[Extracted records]
Start
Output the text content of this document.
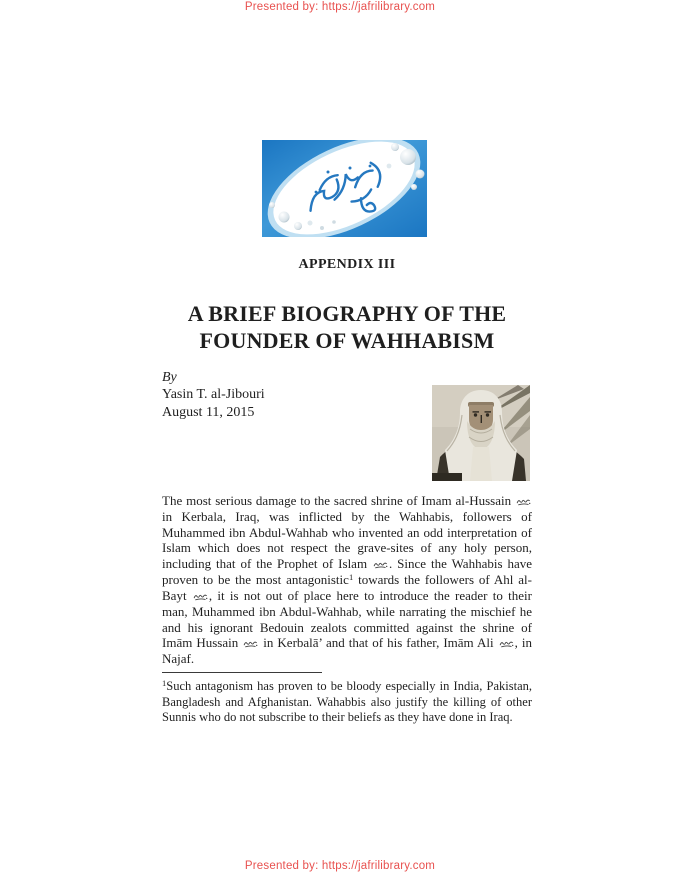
Presented by: https://jafrilibrary.com
APPENDIX III
A BRIEF BIOGRAPHY OF THE
FOUNDER OF WAHHABISM
By
Yasin T. al-Jibouri
August 11, 2015

The most serious damage to the sacred shrine of Imam al-Hussain  in Kerbala, Iraq, was inflicted by the Wahhabis, followers of Muhammed ibn Abdul-Wahhab who invented an odd interpretation of Islam which does not respect the grave-sites of any holy person, including that of the Prophet of Islam . Since the Wahhabis have proven to be the most antagonistic$^1$ towards the followers of Ahl al-Bayt , it is not out of place here to introduce the reader to their man, Muhammed ibn Abdul-Wahhab, while narrating the mischief he and his ignorant Bedouin zealots committed against the shrine of Imām Hussain  in Kerbalā’ and that of his father, Imām Ali , in Najaf.

$^1$Such antagonism has proven to be bloody especially in India, Pakistan, Bangladesh and Afghanistan. Wahabbis also justify the killing of other Sunnis who do not subscribe to their beliefs as they have done in Iraq.

Presented by: https://jafrilibrary.com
End
_The exercise_
Pick each line holding the word "have" out of the listing.

_Finished exercise_
The most serious damage to the sacred shrine of Imam al-Hussain  in Kerbala, Iraq, was inflicted by the Wahhabis, followers of Muhammed ibn Abdul-Wahhab who invented an odd interpretation of Islam which does not respect the grave-sites of any holy person, including that of the Prophet of Islam . Since the Wahhabis have proven to be the most antagonistic$^1$ towards the followers of Ahl al-Bayt , it is not out of place here to introduce the reader to their man, Muhammed ibn Abdul-Wahhab, while narrating the mischief he and his ignorant Bedouin zealots committed against the shrine of Imām Hussain  in Kerbalā’ and that of his father, Imām Ali , in Najaf.
$^1$Such antagonism has proven to be bloody especially in India, Pakistan, Bangladesh and Afghanistan. Wahabbis also justify the killing of other Sunnis who do not subscribe to their beliefs as they have done in Iraq.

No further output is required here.